- _TASK DIRECTIONS_: Seek out every line containing the word "value", and copy each.

- _SUPPLIED MATERIAL_:
········

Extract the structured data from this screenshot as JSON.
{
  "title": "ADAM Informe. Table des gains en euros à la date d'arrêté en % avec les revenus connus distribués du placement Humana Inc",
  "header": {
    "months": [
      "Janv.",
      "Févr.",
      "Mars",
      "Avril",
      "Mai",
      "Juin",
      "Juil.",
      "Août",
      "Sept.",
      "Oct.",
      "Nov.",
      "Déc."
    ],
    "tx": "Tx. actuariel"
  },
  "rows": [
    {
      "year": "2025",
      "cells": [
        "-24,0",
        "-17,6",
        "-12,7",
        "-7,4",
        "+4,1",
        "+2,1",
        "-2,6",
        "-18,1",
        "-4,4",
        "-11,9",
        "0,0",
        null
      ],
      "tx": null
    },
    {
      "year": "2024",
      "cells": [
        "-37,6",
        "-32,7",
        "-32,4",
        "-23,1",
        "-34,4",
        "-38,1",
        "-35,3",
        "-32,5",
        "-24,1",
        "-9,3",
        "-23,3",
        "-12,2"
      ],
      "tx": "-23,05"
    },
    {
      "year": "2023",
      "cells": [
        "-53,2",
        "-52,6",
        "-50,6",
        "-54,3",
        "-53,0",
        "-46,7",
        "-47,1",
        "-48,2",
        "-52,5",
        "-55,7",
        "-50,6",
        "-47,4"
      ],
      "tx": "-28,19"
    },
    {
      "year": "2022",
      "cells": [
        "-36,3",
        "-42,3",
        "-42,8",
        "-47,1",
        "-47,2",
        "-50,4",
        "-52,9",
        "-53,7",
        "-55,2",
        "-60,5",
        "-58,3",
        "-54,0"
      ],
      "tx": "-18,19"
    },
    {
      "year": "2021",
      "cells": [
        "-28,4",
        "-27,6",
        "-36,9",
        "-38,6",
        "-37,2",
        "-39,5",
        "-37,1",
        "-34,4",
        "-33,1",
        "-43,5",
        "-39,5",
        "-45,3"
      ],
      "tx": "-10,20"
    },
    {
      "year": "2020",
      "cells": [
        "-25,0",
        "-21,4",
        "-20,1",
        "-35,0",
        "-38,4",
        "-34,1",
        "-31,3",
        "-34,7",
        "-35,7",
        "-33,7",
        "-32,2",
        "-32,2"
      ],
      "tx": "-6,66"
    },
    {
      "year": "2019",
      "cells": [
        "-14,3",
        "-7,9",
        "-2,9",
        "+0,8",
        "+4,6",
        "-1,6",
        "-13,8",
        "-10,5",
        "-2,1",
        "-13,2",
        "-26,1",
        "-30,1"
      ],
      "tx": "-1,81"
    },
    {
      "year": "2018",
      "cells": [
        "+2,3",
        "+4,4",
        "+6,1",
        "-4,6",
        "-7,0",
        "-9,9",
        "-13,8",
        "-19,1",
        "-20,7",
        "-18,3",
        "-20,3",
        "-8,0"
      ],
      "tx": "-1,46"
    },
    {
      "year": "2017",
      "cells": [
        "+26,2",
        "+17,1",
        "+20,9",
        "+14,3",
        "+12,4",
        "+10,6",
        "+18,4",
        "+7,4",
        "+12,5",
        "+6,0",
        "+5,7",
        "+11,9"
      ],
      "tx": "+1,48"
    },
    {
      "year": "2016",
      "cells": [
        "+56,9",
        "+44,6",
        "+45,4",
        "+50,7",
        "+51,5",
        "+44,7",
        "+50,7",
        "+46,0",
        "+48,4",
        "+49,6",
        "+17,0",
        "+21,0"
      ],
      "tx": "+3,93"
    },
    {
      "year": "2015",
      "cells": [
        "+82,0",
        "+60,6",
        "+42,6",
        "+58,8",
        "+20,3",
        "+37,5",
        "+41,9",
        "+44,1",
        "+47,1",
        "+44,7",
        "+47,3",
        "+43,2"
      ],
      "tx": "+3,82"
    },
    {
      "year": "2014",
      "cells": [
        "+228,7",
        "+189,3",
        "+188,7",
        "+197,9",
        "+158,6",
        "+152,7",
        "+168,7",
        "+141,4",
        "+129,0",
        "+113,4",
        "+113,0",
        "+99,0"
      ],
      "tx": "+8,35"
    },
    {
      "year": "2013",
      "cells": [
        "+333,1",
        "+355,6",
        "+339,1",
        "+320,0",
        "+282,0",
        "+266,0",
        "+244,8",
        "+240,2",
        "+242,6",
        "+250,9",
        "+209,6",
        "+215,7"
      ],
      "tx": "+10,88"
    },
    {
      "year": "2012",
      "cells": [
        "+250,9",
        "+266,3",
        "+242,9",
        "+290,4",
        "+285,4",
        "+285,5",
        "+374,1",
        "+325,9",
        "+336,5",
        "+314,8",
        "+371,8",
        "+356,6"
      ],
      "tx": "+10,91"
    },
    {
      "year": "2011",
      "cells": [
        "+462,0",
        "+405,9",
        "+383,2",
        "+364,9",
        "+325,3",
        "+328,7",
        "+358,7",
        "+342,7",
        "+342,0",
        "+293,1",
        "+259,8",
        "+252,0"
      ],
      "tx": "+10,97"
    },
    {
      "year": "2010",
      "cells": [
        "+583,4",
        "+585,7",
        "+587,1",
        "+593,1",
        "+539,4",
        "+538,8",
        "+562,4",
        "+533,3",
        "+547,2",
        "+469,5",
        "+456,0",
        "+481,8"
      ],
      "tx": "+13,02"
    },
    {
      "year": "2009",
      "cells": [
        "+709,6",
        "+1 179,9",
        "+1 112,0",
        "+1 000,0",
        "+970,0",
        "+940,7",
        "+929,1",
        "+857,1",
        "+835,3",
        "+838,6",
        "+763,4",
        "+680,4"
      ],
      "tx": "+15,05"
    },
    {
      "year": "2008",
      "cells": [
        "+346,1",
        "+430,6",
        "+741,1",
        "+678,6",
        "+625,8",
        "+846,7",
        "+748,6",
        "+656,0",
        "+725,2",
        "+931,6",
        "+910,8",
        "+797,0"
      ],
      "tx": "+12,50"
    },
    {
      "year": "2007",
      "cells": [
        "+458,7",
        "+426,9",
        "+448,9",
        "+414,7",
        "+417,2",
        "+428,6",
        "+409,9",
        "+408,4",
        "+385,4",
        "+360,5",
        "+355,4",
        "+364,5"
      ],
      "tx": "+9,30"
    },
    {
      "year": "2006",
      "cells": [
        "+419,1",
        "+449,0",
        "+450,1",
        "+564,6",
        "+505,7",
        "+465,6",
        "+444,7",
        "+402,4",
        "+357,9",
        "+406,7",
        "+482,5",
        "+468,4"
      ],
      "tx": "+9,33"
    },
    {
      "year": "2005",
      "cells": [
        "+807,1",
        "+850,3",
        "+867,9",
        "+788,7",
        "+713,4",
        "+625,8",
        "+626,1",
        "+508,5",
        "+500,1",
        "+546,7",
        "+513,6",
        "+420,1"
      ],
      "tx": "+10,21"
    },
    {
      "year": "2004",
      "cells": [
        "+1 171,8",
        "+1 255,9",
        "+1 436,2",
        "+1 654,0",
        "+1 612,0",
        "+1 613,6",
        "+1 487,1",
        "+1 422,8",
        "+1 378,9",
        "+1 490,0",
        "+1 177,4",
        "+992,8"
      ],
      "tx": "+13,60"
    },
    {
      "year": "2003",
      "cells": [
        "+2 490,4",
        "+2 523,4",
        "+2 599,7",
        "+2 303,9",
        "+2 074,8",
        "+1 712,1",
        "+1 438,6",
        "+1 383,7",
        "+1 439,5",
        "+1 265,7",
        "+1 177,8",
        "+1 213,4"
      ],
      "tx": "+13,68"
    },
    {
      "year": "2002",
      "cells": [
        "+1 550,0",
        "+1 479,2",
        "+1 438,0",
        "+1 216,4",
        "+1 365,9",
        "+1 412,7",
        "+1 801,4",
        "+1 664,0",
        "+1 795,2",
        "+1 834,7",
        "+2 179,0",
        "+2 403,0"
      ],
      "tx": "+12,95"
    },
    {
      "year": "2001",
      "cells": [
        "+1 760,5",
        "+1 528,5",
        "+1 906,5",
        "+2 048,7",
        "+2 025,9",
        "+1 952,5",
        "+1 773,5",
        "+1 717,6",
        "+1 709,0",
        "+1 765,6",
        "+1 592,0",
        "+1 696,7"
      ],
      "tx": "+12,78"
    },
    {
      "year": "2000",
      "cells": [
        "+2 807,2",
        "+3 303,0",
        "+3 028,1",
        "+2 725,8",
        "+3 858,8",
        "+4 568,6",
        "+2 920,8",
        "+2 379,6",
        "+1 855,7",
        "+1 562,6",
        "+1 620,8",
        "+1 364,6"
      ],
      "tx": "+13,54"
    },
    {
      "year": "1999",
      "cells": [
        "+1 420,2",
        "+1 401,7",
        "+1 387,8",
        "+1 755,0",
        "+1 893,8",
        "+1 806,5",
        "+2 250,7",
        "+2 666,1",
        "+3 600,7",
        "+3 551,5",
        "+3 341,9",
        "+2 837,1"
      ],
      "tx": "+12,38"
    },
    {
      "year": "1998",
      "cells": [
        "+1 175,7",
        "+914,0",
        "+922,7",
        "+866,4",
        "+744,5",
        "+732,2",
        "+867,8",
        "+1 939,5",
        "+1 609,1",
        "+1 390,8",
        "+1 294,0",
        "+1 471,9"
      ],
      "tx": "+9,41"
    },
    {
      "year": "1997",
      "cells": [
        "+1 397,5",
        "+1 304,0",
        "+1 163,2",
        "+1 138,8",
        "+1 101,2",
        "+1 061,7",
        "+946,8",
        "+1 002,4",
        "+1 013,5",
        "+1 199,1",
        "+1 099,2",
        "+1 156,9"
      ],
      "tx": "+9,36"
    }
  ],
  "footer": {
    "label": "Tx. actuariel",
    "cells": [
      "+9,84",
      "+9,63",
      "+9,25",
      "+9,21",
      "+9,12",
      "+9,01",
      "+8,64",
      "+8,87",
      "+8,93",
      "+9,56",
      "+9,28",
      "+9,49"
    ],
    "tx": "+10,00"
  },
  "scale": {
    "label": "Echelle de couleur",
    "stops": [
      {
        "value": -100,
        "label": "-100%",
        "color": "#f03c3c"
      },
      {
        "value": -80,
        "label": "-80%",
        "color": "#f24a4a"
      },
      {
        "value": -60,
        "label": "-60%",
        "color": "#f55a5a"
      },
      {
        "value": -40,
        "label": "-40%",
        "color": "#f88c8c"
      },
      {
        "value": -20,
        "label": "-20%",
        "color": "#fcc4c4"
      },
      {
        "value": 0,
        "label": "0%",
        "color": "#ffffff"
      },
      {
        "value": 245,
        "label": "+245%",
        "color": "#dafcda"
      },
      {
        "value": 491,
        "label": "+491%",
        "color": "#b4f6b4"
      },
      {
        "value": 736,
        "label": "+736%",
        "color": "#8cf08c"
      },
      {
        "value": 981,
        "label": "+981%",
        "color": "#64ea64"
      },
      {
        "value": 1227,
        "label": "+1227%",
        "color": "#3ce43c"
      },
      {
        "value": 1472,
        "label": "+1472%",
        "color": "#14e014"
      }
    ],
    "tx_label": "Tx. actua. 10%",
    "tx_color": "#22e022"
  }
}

········

- _ANSWER TO THE PROBLEM_:
        "value": -100,
        "value": -80,
        "value": -60,
        "value": -40,
        "value": -20,
        "value": 0,
        "value": 245,
        "value": 491,
        "value": 736,
        "value": 981,
        "value": 1227,
        "value": 1472,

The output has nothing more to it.